◆ GIVEN INSTRUCTION ◆
Copy out each line of the data holding "JSON".

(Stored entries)
===============
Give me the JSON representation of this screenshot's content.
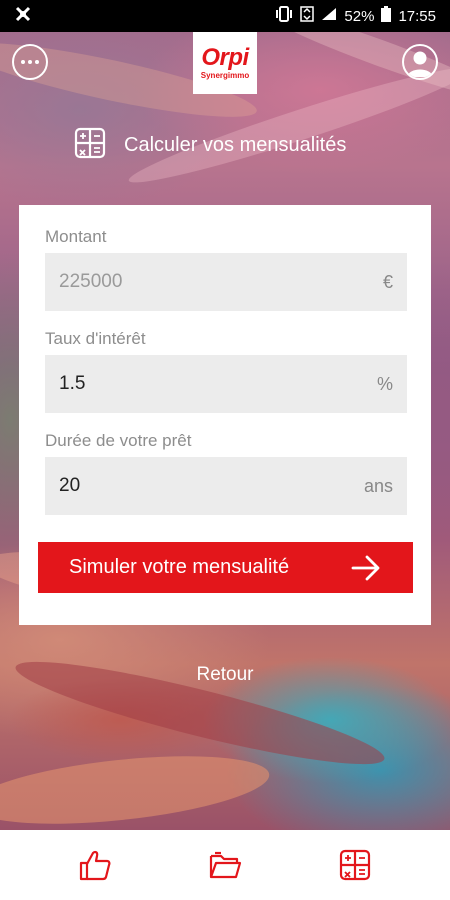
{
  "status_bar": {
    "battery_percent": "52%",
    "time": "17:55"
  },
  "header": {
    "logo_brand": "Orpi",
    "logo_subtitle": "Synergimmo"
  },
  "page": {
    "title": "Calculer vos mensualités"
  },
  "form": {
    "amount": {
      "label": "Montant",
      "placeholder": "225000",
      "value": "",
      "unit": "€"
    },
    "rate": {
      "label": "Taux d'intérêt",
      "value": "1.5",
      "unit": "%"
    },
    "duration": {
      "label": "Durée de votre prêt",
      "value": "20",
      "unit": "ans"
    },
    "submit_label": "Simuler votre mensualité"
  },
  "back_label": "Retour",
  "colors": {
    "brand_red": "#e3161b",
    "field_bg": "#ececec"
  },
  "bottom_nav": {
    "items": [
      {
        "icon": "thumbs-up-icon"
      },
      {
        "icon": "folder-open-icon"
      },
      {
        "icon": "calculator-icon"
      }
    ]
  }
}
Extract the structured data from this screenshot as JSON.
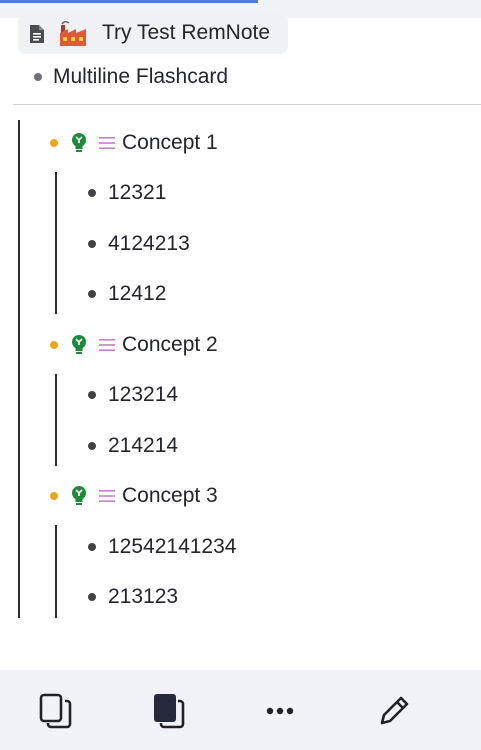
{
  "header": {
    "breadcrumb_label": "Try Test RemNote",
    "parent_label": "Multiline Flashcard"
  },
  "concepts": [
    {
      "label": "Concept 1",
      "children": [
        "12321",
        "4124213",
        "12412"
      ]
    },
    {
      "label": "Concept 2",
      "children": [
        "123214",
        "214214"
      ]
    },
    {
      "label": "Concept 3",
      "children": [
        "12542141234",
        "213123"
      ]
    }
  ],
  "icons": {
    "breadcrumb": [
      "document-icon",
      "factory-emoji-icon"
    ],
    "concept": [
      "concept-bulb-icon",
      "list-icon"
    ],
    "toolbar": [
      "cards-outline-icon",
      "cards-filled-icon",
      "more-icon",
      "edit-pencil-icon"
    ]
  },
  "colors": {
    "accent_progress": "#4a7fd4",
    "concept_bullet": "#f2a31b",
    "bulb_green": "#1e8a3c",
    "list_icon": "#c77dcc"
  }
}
===============
◆ WORKED ANSWER ◆
Give me the JSON representation of this screenshot's content.
Extract the structured data from this screenshot as JSON.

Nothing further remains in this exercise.